- [EXERCISE]:
Transcribe the entries below exactly.

- [Records]:
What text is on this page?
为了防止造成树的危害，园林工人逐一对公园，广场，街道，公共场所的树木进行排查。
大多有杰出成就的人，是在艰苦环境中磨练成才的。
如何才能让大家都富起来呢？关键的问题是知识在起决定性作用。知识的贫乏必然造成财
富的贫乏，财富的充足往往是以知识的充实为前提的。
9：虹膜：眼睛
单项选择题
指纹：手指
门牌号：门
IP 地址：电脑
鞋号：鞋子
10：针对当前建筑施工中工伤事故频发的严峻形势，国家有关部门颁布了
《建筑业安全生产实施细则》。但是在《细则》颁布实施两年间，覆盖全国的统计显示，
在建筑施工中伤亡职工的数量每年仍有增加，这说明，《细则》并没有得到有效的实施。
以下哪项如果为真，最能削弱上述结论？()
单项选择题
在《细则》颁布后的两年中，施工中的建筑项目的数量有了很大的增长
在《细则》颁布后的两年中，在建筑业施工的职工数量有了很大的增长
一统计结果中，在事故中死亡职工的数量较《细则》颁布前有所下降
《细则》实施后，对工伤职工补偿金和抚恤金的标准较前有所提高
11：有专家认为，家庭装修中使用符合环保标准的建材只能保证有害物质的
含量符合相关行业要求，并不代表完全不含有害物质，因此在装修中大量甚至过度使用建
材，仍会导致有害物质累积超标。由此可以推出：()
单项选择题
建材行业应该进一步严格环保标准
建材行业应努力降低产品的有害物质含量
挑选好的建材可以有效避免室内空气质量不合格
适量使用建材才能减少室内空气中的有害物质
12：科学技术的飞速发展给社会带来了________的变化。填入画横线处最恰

- [RESULT OF THIS EXERCISE]:
What text is on this page?
为了防止造成树的危害，园林工人逐一对公园，广场，街道，公共场所的树木进行排查。
大多有杰出成就的人，是在艰苦环境中磨练成才的。
如何才能让大家都富起来呢？关键的问题是知识在起决定性作用。知识的贫乏必然造成财
富的贫乏，财富的充足往往是以知识的充实为前提的。
9：虹膜：眼睛
单项选择题
指纹：手指
门牌号：门
IP 地址：电脑
鞋号：鞋子
10：针对当前建筑施工中工伤事故频发的严峻形势，国家有关部门颁布了
《建筑业安全生产实施细则》。但是在《细则》颁布实施两年间，覆盖全国的统计显示，
在建筑施工中伤亡职工的数量每年仍有增加，这说明，《细则》并没有得到有效的实施。
以下哪项如果为真，最能削弱上述结论？()
单项选择题
在《细则》颁布后的两年中，施工中的建筑项目的数量有了很大的增长
在《细则》颁布后的两年中，在建筑业施工的职工数量有了很大的增长
一统计结果中，在事故中死亡职工的数量较《细则》颁布前有所下降
《细则》实施后，对工伤职工补偿金和抚恤金的标准较前有所提高
11：有专家认为，家庭装修中使用符合环保标准的建材只能保证有害物质的
含量符合相关行业要求，并不代表完全不含有害物质，因此在装修中大量甚至过度使用建
材，仍会导致有害物质累积超标。由此可以推出：()
单项选择题
建材行业应该进一步严格环保标准
建材行业应努力降低产品的有害物质含量
挑选好的建材可以有效避免室内空气质量不合格
适量使用建材才能减少室内空气中的有害物质
12：科学技术的飞速发展给社会带来了________的变化。填入画横线处最恰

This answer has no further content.